**Problem statement**
Return all lines where the word "JSON" can be found.

**Source records**
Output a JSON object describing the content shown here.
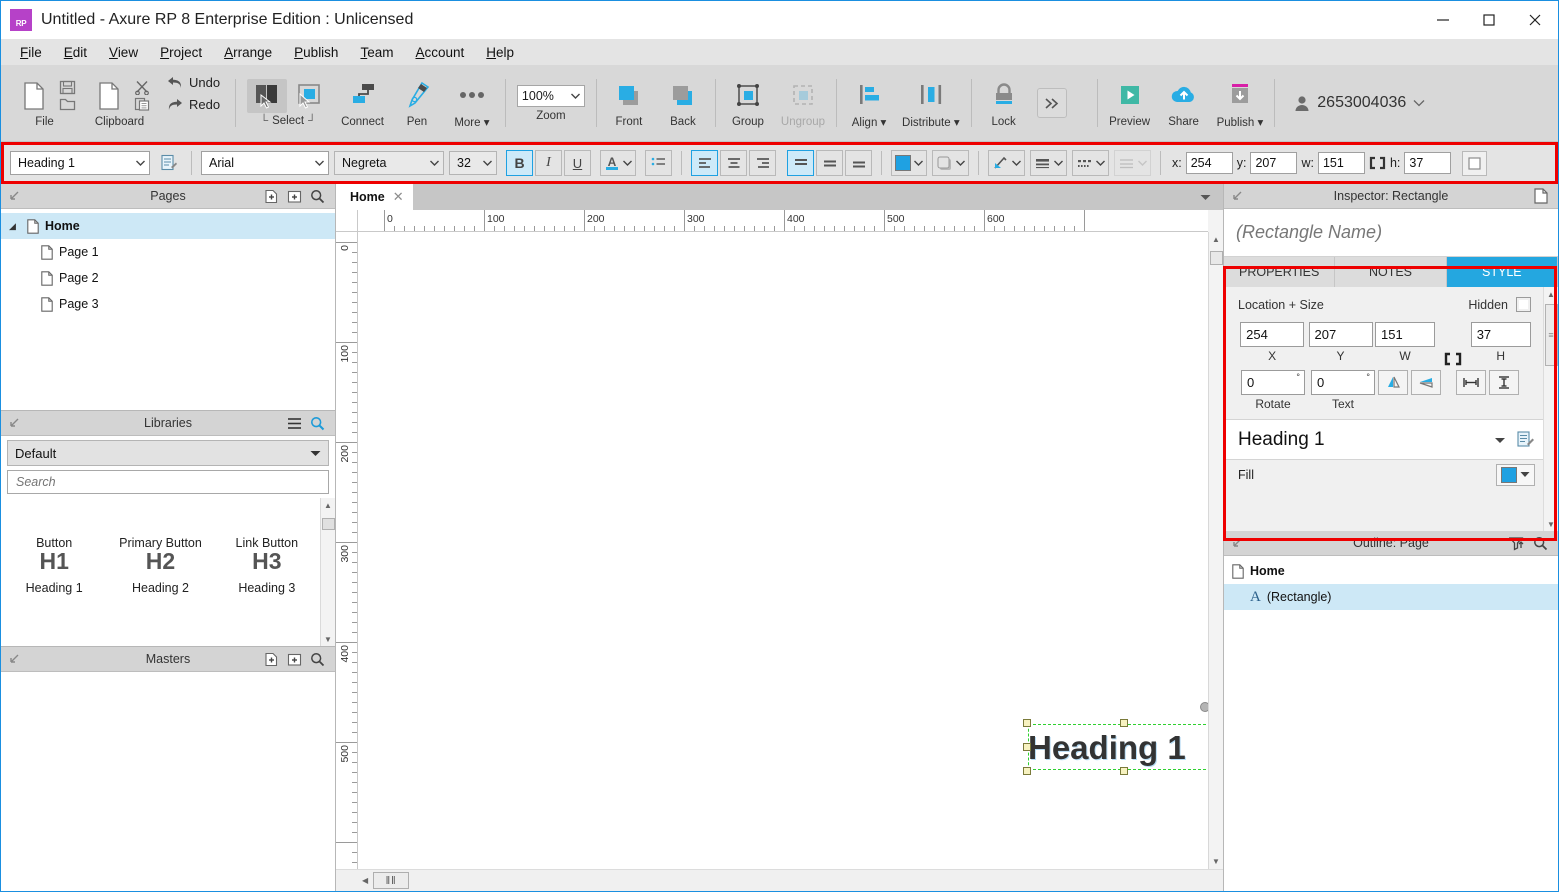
{
  "window": {
    "title": "Untitled - Axure RP 8 Enterprise Edition : Unlicensed",
    "logo_text": "RP",
    "minimize": "—",
    "maximize": "☐",
    "close": "✕"
  },
  "menubar": {
    "items": [
      "File",
      "Edit",
      "View",
      "Project",
      "Arrange",
      "Publish",
      "Team",
      "Account",
      "Help"
    ]
  },
  "ribbon": {
    "file_label": "File",
    "clipboard_label": "Clipboard",
    "undo_label": "Undo",
    "redo_label": "Redo",
    "select_label": "Select",
    "connect_label": "Connect",
    "pen_label": "Pen",
    "more_label": "More ▾",
    "zoom_value": "100%",
    "zoom_label": "Zoom",
    "front_label": "Front",
    "back_label": "Back",
    "group_label": "Group",
    "ungroup_label": "Ungroup",
    "align_label": "Align ▾",
    "distribute_label": "Distribute ▾",
    "lock_label": "Lock",
    "overflow_label": "»",
    "preview_label": "Preview",
    "share_label": "Share",
    "publish_label": "Publish ▾",
    "account_name": "2653004036",
    "account_caret": "⌄"
  },
  "formatbar": {
    "style_value": "Heading 1",
    "font_value": "Arial",
    "weight_value": "Negreta",
    "size_value": "32",
    "bold": "B",
    "italic": "I",
    "underline": "U",
    "font_color": "A",
    "x_label": "x:",
    "x_value": "254",
    "y_label": "y:",
    "y_value": "207",
    "w_label": "w:",
    "w_value": "151",
    "h_label": "h:",
    "h_value": "37"
  },
  "pages": {
    "header": "Pages",
    "tree": [
      {
        "label": "Home",
        "level": 0,
        "bold": true,
        "selected": true,
        "expander": "◢"
      },
      {
        "label": "Page 1",
        "level": 1,
        "bold": false,
        "selected": false,
        "expander": ""
      },
      {
        "label": "Page 2",
        "level": 1,
        "bold": false,
        "selected": false,
        "expander": ""
      },
      {
        "label": "Page 3",
        "level": 1,
        "bold": false,
        "selected": false,
        "expander": ""
      }
    ]
  },
  "libraries": {
    "header": "Libraries",
    "selected_library": "Default",
    "search_placeholder": "Search",
    "items": [
      {
        "label": "Button",
        "glyph": ""
      },
      {
        "label": "Primary Button",
        "glyph": ""
      },
      {
        "label": "Link Button",
        "glyph": ""
      },
      {
        "label": "Heading 1",
        "glyph": "H1"
      },
      {
        "label": "Heading 2",
        "glyph": "H2"
      },
      {
        "label": "Heading 3",
        "glyph": "H3"
      }
    ]
  },
  "masters": {
    "header": "Masters"
  },
  "canvas": {
    "tab_label": "Home",
    "tab_close": "✕",
    "h_ruler_labels": [
      "0",
      "100",
      "200",
      "300",
      "400",
      "500",
      "600"
    ],
    "v_ruler_labels": [
      "0",
      "100",
      "200",
      "300",
      "400",
      "500"
    ],
    "widget_text": "Heading 1"
  },
  "inspector": {
    "header": "Inspector: Rectangle",
    "name_placeholder": "(Rectangle Name)",
    "tabs": [
      {
        "label": "PROPERTIES",
        "active": false
      },
      {
        "label": "NOTES",
        "active": false
      },
      {
        "label": "STYLE",
        "active": true
      }
    ],
    "style": {
      "section_title": "Location + Size",
      "hidden_label": "Hidden",
      "x_value": "254",
      "x_label": "X",
      "y_value": "207",
      "y_label": "Y",
      "w_value": "151",
      "w_label": "W",
      "h_value": "37",
      "h_label": "H",
      "rotate_value": "0",
      "rotate_label": "Rotate",
      "rotate_unit": "°",
      "text_value": "0",
      "text_label": "Text",
      "text_unit": "°",
      "style_name": "Heading 1",
      "fill_label": "Fill"
    }
  },
  "outline": {
    "header": "Outline: Page",
    "items": [
      {
        "label": "Home",
        "icon": "page-icon",
        "bold": true,
        "selected": false,
        "level": 0
      },
      {
        "label": "(Rectangle)",
        "icon": "A",
        "bold": false,
        "selected": true,
        "level": 1
      }
    ]
  },
  "colors": {
    "accent_blue": "#1fa1e2",
    "tab_active_blue": "#24a7e0",
    "highlight_red": "#ee0000",
    "selection_green": "#2fd12f",
    "handle_yellow": "#f7f2c0",
    "logo_purple": "#b641c8",
    "selected_row_blue": "#cde8f6"
  }
}
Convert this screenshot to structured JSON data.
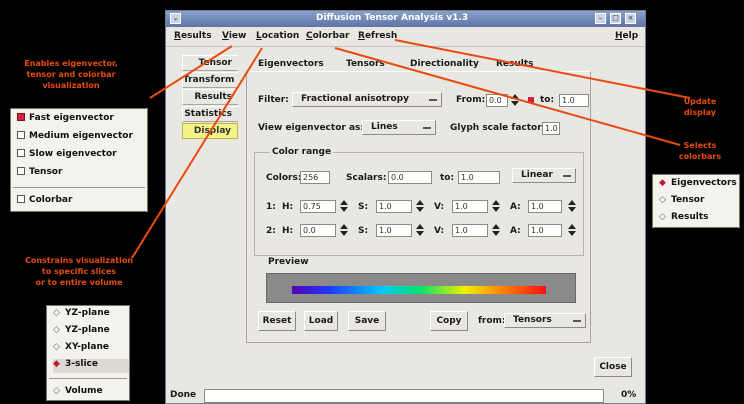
{
  "window": {
    "title": "Diffusion Tensor Analysis v1.3"
  },
  "menu": [
    "Results",
    "View",
    "Location",
    "Colorbar",
    "Refresh",
    "Help"
  ],
  "nav_tabs": [
    "Tensor",
    "Transform",
    "Results",
    "Statistics",
    "Display"
  ],
  "active_nav": "Display",
  "top_tabs": [
    "Eigenvectors",
    "Tensors",
    "Directionality",
    "Results"
  ],
  "filter": {
    "label": "Filter:",
    "value": "Fractional anisotropy",
    "from_label": "From:",
    "from_value": "0.0",
    "to_label": "to:",
    "to_value": "1.0"
  },
  "view_as": {
    "label": "View eigenvector as:",
    "value": "Lines",
    "glyph_label": "Glyph scale factor:",
    "glyph_value": "1.0"
  },
  "color_range": {
    "title": "Color range",
    "colors_label": "Colors:",
    "colors_value": "256",
    "scalars_label": "Scalars:",
    "scalars_value": "0.0",
    "to_label": "to:",
    "to_value": "1.0",
    "mode": "Linear",
    "row1": {
      "idx": "1:",
      "h": "0.75",
      "s": "1.0",
      "v": "1.0",
      "a": "1.0"
    },
    "row2": {
      "idx": "2:",
      "h": "0.0",
      "s": "1.0",
      "v": "1.0",
      "a": "1.0"
    },
    "h_label": "H:",
    "s_label": "S:",
    "v_label": "V:",
    "a_label": "A:"
  },
  "preview": {
    "title": "Preview"
  },
  "buttons": {
    "reset": "Reset",
    "load": "Load",
    "save": "Save",
    "copy": "Copy",
    "from_label": "from:",
    "from_value": "Tensors",
    "close": "Close"
  },
  "status": {
    "text": "Done",
    "percent": "0%"
  },
  "notes": {
    "eigen": [
      "Enables eigenvector,",
      "tensor and colorbar",
      "visualization"
    ],
    "constrain": [
      "Constrains visualization",
      "to specific slices",
      "or to entire volume"
    ],
    "update": [
      "Update",
      "display"
    ],
    "selects": [
      "Selects",
      "colorbars"
    ]
  },
  "view_menu": {
    "items": [
      {
        "label": "Fast eigenvector",
        "checked": true
      },
      {
        "label": "Medium eigenvector",
        "checked": false
      },
      {
        "label": "Slow eigenvector",
        "checked": false
      },
      {
        "label": "Tensor",
        "checked": false
      },
      {
        "label": "Colorbar",
        "checked": false
      }
    ]
  },
  "location_menu": {
    "items": [
      {
        "label": "YZ-plane",
        "selected": false
      },
      {
        "label": "YZ-plane",
        "selected": false
      },
      {
        "label": "XY-plane",
        "selected": false
      },
      {
        "label": "3-slice",
        "selected": true
      },
      {
        "label": "Volume",
        "selected": false
      }
    ]
  },
  "colorbar_menu": {
    "items": [
      {
        "label": "Eigenvectors",
        "selected": true
      },
      {
        "label": "Tensor",
        "selected": false
      },
      {
        "label": "Results",
        "selected": false
      }
    ]
  },
  "colors": {
    "accent": "#e84b10",
    "titlebar": "#6c84b4",
    "active_tab": "#f3f38a"
  }
}
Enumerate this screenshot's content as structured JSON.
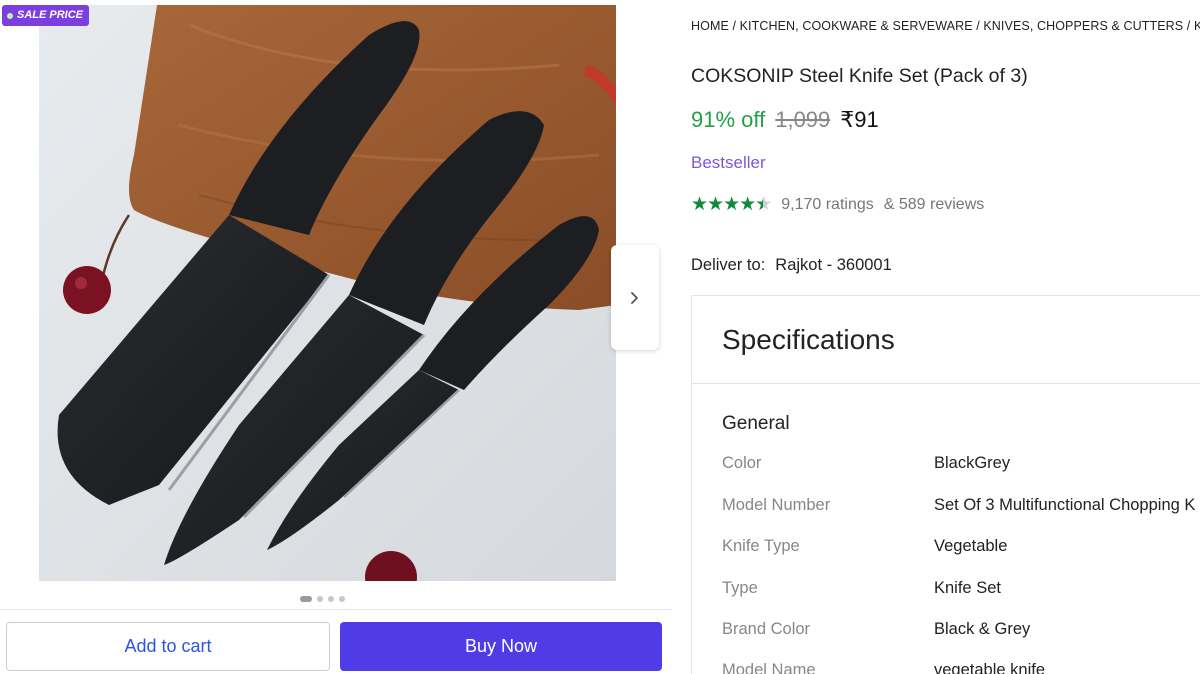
{
  "badge": {
    "label": "SALE PRICE"
  },
  "gallery": {
    "next_icon": "chevron-right-icon",
    "dots_count": 4,
    "active_dot": 0
  },
  "actions": {
    "add_to_cart": "Add to cart",
    "buy_now": "Buy Now"
  },
  "breadcrumb": "HOME / KITCHEN, COOKWARE & SERVEWARE / KNIVES, CHOPPERS & CUTTERS / KITCHE",
  "product": {
    "title": "COKSONIP Steel Knife Set (Pack of 3)",
    "discount": "91% off",
    "mrp": "1,099",
    "price": "₹91",
    "tag": "Bestseller",
    "rating_value": 4.5,
    "ratings_text": "9,170 ratings",
    "reviews_text": "& 589 reviews"
  },
  "delivery": {
    "label": "Deliver to:",
    "location": "Rajkot - 360001"
  },
  "specifications": {
    "heading": "Specifications",
    "group": "General",
    "rows": [
      {
        "key": "Color",
        "value": "BlackGrey"
      },
      {
        "key": "Model Number",
        "value": "Set Of 3 Multifunctional Chopping K"
      },
      {
        "key": "Knife Type",
        "value": "Vegetable"
      },
      {
        "key": "Type",
        "value": "Knife Set"
      },
      {
        "key": "Brand Color",
        "value": "Black & Grey"
      },
      {
        "key": "Model Name",
        "value": "vegetable knife"
      }
    ]
  },
  "colors": {
    "accent": "#4f3ce6",
    "discount": "#21a04a",
    "star": "#128a3e",
    "tag": "#7d58d6",
    "badge": "#7b3fe0"
  }
}
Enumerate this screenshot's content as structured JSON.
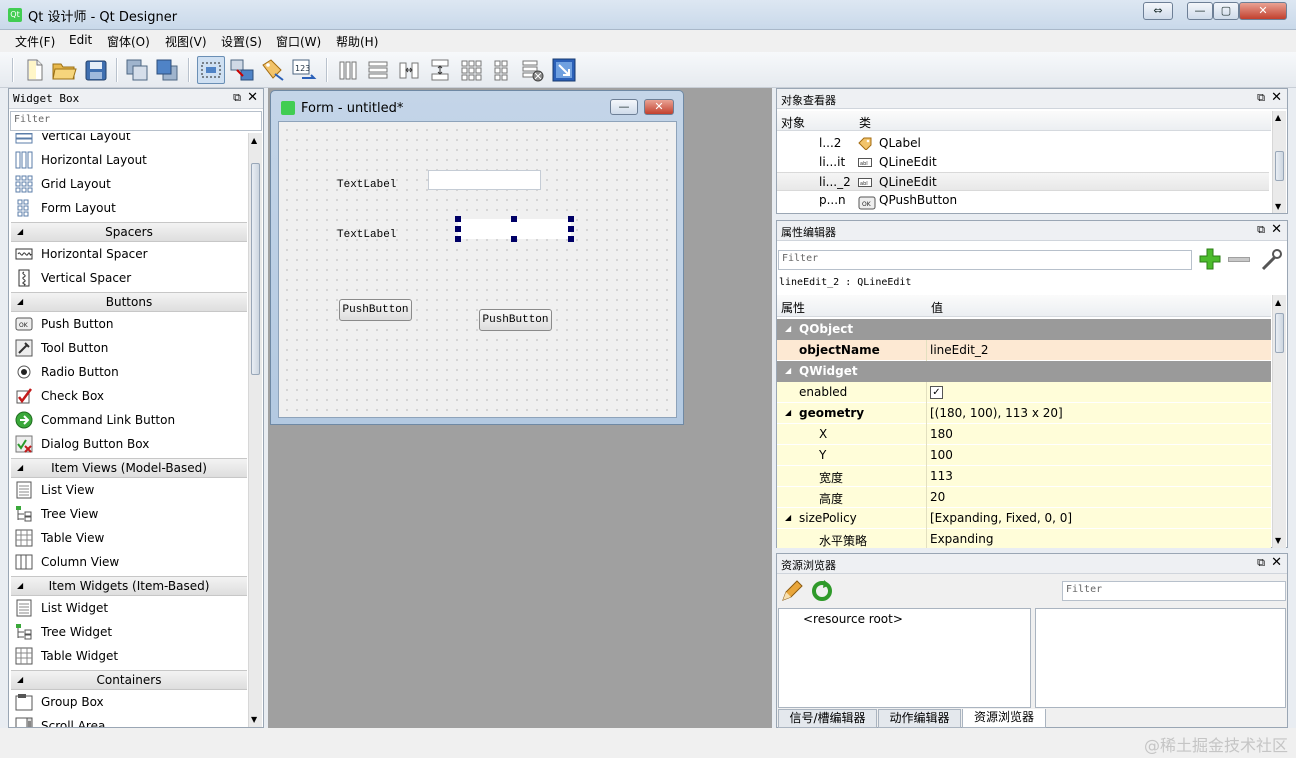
{
  "window": {
    "title": "Qt 设计师 - Qt Designer"
  },
  "menubar": [
    "文件(F)",
    "Edit",
    "窗体(O)",
    "视图(V)",
    "设置(S)",
    "窗口(W)",
    "帮助(H)"
  ],
  "widget_box": {
    "title": "Widget Box",
    "filter_placeholder": "Filter",
    "entries": [
      {
        "kind": "item",
        "label": "Vertical Layout",
        "icon": "vertical-layout-icon"
      },
      {
        "kind": "item",
        "label": "Horizontal Layout",
        "icon": "horizontal-layout-icon"
      },
      {
        "kind": "item",
        "label": "Grid Layout",
        "icon": "grid-layout-icon"
      },
      {
        "kind": "item",
        "label": "Form Layout",
        "icon": "form-layout-icon"
      },
      {
        "kind": "cat",
        "label": "Spacers"
      },
      {
        "kind": "item",
        "label": "Horizontal Spacer",
        "icon": "horizontal-spacer-icon"
      },
      {
        "kind": "item",
        "label": "Vertical Spacer",
        "icon": "vertical-spacer-icon"
      },
      {
        "kind": "cat",
        "label": "Buttons"
      },
      {
        "kind": "item",
        "label": "Push Button",
        "icon": "push-button-icon"
      },
      {
        "kind": "item",
        "label": "Tool Button",
        "icon": "tool-button-icon"
      },
      {
        "kind": "item",
        "label": "Radio Button",
        "icon": "radio-button-icon"
      },
      {
        "kind": "item",
        "label": "Check Box",
        "icon": "check-box-icon"
      },
      {
        "kind": "item",
        "label": "Command Link Button",
        "icon": "command-link-icon"
      },
      {
        "kind": "item",
        "label": "Dialog Button Box",
        "icon": "dialog-button-box-icon"
      },
      {
        "kind": "cat",
        "label": "Item Views (Model-Based)"
      },
      {
        "kind": "item",
        "label": "List View",
        "icon": "list-view-icon"
      },
      {
        "kind": "item",
        "label": "Tree View",
        "icon": "tree-view-icon"
      },
      {
        "kind": "item",
        "label": "Table View",
        "icon": "table-view-icon"
      },
      {
        "kind": "item",
        "label": "Column View",
        "icon": "column-view-icon"
      },
      {
        "kind": "cat",
        "label": "Item Widgets (Item-Based)"
      },
      {
        "kind": "item",
        "label": "List Widget",
        "icon": "list-widget-icon"
      },
      {
        "kind": "item",
        "label": "Tree Widget",
        "icon": "tree-widget-icon"
      },
      {
        "kind": "item",
        "label": "Table Widget",
        "icon": "table-widget-icon"
      },
      {
        "kind": "cat",
        "label": "Containers"
      },
      {
        "kind": "item",
        "label": "Group Box",
        "icon": "group-box-icon"
      },
      {
        "kind": "item",
        "label": "Scroll Area",
        "icon": "scroll-area-icon"
      }
    ]
  },
  "form": {
    "title": "Form - untitled*",
    "label1": "TextLabel",
    "label2": "TextLabel",
    "button1": "PushButton",
    "button2": "PushButton"
  },
  "object_inspector": {
    "title": "对象查看器",
    "col_object": "对象",
    "col_class": "类",
    "rows": [
      {
        "object": "l...2",
        "class": "QLabel",
        "icon": "label-icon"
      },
      {
        "object": "li...it",
        "class": "QLineEdit",
        "icon": "line-edit-icon"
      },
      {
        "object": "li..._2",
        "class": "QLineEdit",
        "icon": "line-edit-icon"
      },
      {
        "object": "p...n",
        "class": "QPushButton",
        "icon": "push-button-icon"
      }
    ]
  },
  "property_editor": {
    "title": "属性编辑器",
    "filter_placeholder": "Filter",
    "selected": "lineEdit_2 : QLineEdit",
    "col_property": "属性",
    "col_value": "值",
    "rows": [
      {
        "kind": "group",
        "name": "QObject"
      },
      {
        "kind": "prop",
        "name": "objectName",
        "value": "lineEdit_2",
        "bold": true,
        "indent": 0
      },
      {
        "kind": "group",
        "name": "QWidget"
      },
      {
        "kind": "prop",
        "name": "enabled",
        "value": "",
        "check": true,
        "indent": 0
      },
      {
        "kind": "prop",
        "name": "geometry",
        "value": "[(180, 100), 113 x 20]",
        "bold": true,
        "expand": true,
        "indent": 0
      },
      {
        "kind": "prop",
        "name": "X",
        "value": "180",
        "indent": 1
      },
      {
        "kind": "prop",
        "name": "Y",
        "value": "100",
        "indent": 1
      },
      {
        "kind": "prop",
        "name": "宽度",
        "value": "113",
        "indent": 1
      },
      {
        "kind": "prop",
        "name": "高度",
        "value": "20",
        "indent": 1
      },
      {
        "kind": "prop",
        "name": "sizePolicy",
        "value": "[Expanding, Fixed, 0, 0]",
        "expand": true,
        "indent": 0
      },
      {
        "kind": "prop",
        "name": "水平策略",
        "value": "Expanding",
        "indent": 1
      }
    ]
  },
  "resource_browser": {
    "title": "资源浏览器",
    "filter_placeholder": "Filter",
    "root": "<resource root>"
  },
  "bottom_tabs": [
    "信号/槽编辑器",
    "动作编辑器",
    "资源浏览器"
  ],
  "watermark": "@稀土掘金技术社区",
  "colors": {
    "selection_handle": "#000066",
    "group_row": "#9a9a9a",
    "prop_row": "#fffdd9"
  }
}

**Output of the exercise**
Output a JSON object describing the content shown here.
Convert this screenshot to structured JSON data.
Enumerate this screenshot's content as structured JSON.
Enumerate this screenshot's content as structured JSON.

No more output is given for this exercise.